Requirements:
Write out every line of the material exactly as it appears.

──────── Data for the task ────────

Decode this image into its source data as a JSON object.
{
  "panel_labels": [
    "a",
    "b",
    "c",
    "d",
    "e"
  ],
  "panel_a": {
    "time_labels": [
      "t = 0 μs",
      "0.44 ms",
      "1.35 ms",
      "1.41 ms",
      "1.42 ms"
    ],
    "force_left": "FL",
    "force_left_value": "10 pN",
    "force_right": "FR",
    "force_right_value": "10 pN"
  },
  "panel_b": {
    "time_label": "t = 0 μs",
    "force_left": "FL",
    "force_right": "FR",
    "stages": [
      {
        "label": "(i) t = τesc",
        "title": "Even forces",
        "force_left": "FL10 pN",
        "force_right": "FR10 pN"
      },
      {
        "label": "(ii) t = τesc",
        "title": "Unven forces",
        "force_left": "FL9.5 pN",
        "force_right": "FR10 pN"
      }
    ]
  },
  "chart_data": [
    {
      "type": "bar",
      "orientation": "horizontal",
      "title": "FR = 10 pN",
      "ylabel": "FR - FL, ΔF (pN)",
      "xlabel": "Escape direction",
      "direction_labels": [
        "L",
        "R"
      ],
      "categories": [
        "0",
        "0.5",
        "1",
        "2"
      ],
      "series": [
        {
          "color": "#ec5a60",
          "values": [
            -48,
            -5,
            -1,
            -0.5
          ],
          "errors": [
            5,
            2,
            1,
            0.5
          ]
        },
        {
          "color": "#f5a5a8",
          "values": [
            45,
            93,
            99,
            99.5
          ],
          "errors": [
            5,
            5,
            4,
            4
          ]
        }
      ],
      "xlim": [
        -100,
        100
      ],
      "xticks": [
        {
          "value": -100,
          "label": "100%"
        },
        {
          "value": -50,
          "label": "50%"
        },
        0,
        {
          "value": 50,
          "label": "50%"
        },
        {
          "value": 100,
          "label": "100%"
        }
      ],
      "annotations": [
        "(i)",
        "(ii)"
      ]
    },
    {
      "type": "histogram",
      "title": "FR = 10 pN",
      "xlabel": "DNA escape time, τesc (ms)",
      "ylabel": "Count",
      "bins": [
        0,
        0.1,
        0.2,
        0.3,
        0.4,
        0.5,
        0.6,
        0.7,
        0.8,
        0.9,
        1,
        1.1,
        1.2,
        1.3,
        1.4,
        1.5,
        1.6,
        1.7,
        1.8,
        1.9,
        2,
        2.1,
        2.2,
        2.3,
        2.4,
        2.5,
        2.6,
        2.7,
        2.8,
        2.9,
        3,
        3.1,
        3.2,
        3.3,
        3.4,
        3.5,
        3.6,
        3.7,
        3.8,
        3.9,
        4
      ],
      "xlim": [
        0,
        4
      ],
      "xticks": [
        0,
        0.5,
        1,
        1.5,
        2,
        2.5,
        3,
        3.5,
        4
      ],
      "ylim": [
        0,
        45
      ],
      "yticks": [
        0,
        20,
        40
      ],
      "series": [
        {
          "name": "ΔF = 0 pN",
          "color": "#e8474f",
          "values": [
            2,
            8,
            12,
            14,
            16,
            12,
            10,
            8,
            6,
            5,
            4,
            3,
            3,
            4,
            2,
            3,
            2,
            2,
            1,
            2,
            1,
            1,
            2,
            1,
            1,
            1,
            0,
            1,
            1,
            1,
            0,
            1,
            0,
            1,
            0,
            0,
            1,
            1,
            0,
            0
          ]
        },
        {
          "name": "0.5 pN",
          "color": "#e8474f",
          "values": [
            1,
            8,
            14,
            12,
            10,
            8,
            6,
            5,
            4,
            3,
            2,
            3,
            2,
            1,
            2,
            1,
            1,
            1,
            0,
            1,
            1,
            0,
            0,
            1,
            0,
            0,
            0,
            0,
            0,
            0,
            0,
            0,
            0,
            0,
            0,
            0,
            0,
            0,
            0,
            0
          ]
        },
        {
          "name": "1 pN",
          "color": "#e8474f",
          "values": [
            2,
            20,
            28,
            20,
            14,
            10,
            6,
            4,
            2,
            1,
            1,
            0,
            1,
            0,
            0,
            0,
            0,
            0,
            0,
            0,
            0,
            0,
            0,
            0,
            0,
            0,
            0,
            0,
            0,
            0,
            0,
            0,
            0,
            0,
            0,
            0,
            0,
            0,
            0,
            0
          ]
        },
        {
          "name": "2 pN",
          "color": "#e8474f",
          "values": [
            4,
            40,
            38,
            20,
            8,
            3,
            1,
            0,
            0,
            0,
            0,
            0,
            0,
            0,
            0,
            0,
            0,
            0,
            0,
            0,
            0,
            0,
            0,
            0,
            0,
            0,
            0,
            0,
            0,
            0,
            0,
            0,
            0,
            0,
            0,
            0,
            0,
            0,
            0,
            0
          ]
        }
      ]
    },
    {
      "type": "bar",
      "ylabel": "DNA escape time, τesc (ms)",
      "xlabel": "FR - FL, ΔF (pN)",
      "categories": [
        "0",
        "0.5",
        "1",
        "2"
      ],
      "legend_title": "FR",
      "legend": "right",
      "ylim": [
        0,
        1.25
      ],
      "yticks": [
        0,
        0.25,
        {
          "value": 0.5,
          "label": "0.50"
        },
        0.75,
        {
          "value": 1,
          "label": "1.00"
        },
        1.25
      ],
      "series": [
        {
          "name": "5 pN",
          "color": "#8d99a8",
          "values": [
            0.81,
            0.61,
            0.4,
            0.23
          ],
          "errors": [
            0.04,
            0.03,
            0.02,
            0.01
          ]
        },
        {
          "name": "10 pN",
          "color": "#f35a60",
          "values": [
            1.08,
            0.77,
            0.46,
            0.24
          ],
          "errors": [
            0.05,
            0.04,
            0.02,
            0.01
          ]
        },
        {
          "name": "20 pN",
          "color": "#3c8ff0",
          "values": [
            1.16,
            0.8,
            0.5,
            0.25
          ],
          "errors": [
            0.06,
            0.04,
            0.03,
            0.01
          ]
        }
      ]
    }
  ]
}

────────

Response for this exercise:
Decode this image into its source data as a JSON object.
{
  "panel_labels": [
    "a",
    "b",
    "c",
    "d",
    "e"
  ],
  "panel_a": {
    "time_labels": [
      "t = 0 μs",
      "0.44 ms",
      "1.35 ms",
      "1.41 ms",
      "1.42 ms"
    ],
    "force_left": "FL",
    "force_left_value": "10 pN",
    "force_right": "FR",
    "force_right_value": "10 pN"
  },
  "panel_b": {
    "time_label": "t = 0 μs",
    "force_left": "FL",
    "force_right": "FR",
    "stages": [
      {
        "label": "(i) t = τesc",
        "title": "Even forces",
        "force_left": "FL10 pN",
        "force_right": "FR10 pN"
      },
      {
        "label": "(ii) t = τesc",
        "title": "Unven forces",
        "force_left": "FL9.5 pN",
        "force_right": "FR10 pN"
      }
    ]
  },
  "chart_data": [
    {
      "type": "bar",
      "orientation": "horizontal",
      "title": "FR = 10 pN",
      "ylabel": "FR - FL, ΔF (pN)",
      "xlabel": "Escape direction",
      "direction_labels": [
        "L",
        "R"
      ],
      "categories": [
        "0",
        "0.5",
        "1",
        "2"
      ],
      "series": [
        {
          "color": "#ec5a60",
          "values": [
            -48,
            -5,
            -1,
            -0.5
          ],
          "errors": [
            5,
            2,
            1,
            0.5
          ]
        },
        {
          "color": "#f5a5a8",
          "values": [
            45,
            93,
            99,
            99.5
          ],
          "errors": [
            5,
            5,
            4,
            4
          ]
        }
      ],
      "xlim": [
        -100,
        100
      ],
      "xticks": [
        {
          "value": -100,
          "label": "100%"
        },
        {
          "value": -50,
          "label": "50%"
        },
        0,
        {
          "value": 50,
          "label": "50%"
        },
        {
          "value": 100,
          "label": "100%"
        }
      ],
      "annotations": [
        "(i)",
        "(ii)"
      ]
    },
    {
      "type": "histogram",
      "title": "FR = 10 pN",
      "xlabel": "DNA escape time, τesc (ms)",
      "ylabel": "Count",
      "bins": [
        0,
        0.1,
        0.2,
        0.3,
        0.4,
        0.5,
        0.6,
        0.7,
        0.8,
        0.9,
        1,
        1.1,
        1.2,
        1.3,
        1.4,
        1.5,
        1.6,
        1.7,
        1.8,
        1.9,
        2,
        2.1,
        2.2,
        2.3,
        2.4,
        2.5,
        2.6,
        2.7,
        2.8,
        2.9,
        3,
        3.1,
        3.2,
        3.3,
        3.4,
        3.5,
        3.6,
        3.7,
        3.8,
        3.9,
        4
      ],
      "xlim": [
        0,
        4
      ],
      "xticks": [
        0,
        0.5,
        1,
        1.5,
        2,
        2.5,
        3,
        3.5,
        4
      ],
      "ylim": [
        0,
        45
      ],
      "yticks": [
        0,
        20,
        40
      ],
      "series": [
        {
          "name": "ΔF = 0 pN",
          "color": "#e8474f",
          "values": [
            2,
            8,
            12,
            14,
            16,
            12,
            10,
            8,
            6,
            5,
            4,
            3,
            3,
            4,
            2,
            3,
            2,
            2,
            1,
            2,
            1,
            1,
            2,
            1,
            1,
            1,
            0,
            1,
            1,
            1,
            0,
            1,
            0,
            1,
            0,
            0,
            1,
            1,
            0,
            0
          ]
        },
        {
          "name": "0.5 pN",
          "color": "#e8474f",
          "values": [
            1,
            8,
            14,
            12,
            10,
            8,
            6,
            5,
            4,
            3,
            2,
            3,
            2,
            1,
            2,
            1,
            1,
            1,
            0,
            1,
            1,
            0,
            0,
            1,
            0,
            0,
            0,
            0,
            0,
            0,
            0,
            0,
            0,
            0,
            0,
            0,
            0,
            0,
            0,
            0
          ]
        },
        {
          "name": "1 pN",
          "color": "#e8474f",
          "values": [
            2,
            20,
            28,
            20,
            14,
            10,
            6,
            4,
            2,
            1,
            1,
            0,
            1,
            0,
            0,
            0,
            0,
            0,
            0,
            0,
            0,
            0,
            0,
            0,
            0,
            0,
            0,
            0,
            0,
            0,
            0,
            0,
            0,
            0,
            0,
            0,
            0,
            0,
            0,
            0
          ]
        },
        {
          "name": "2 pN",
          "color": "#e8474f",
          "values": [
            4,
            40,
            38,
            20,
            8,
            3,
            1,
            0,
            0,
            0,
            0,
            0,
            0,
            0,
            0,
            0,
            0,
            0,
            0,
            0,
            0,
            0,
            0,
            0,
            0,
            0,
            0,
            0,
            0,
            0,
            0,
            0,
            0,
            0,
            0,
            0,
            0,
            0,
            0,
            0
          ]
        }
      ]
    },
    {
      "type": "bar",
      "ylabel": "DNA escape time, τesc (ms)",
      "xlabel": "FR - FL, ΔF (pN)",
      "categories": [
        "0",
        "0.5",
        "1",
        "2"
      ],
      "legend_title": "FR",
      "legend": "right",
      "ylim": [
        0,
        1.25
      ],
      "yticks": [
        0,
        0.25,
        {
          "value": 0.5,
          "label": "0.50"
        },
        0.75,
        {
          "value": 1,
          "label": "1.00"
        },
        1.25
      ],
      "series": [
        {
          "name": "5 pN",
          "color": "#8d99a8",
          "values": [
            0.81,
            0.61,
            0.4,
            0.23
          ],
          "errors": [
            0.04,
            0.03,
            0.02,
            0.01
          ]
        },
        {
          "name": "10 pN",
          "color": "#f35a60",
          "values": [
            1.08,
            0.77,
            0.46,
            0.24
          ],
          "errors": [
            0.05,
            0.04,
            0.02,
            0.01
          ]
        },
        {
          "name": "20 pN",
          "color": "#3c8ff0",
          "values": [
            1.16,
            0.8,
            0.5,
            0.25
          ],
          "errors": [
            0.06,
            0.04,
            0.03,
            0.01
          ]
        }
      ]
    }
  ]
}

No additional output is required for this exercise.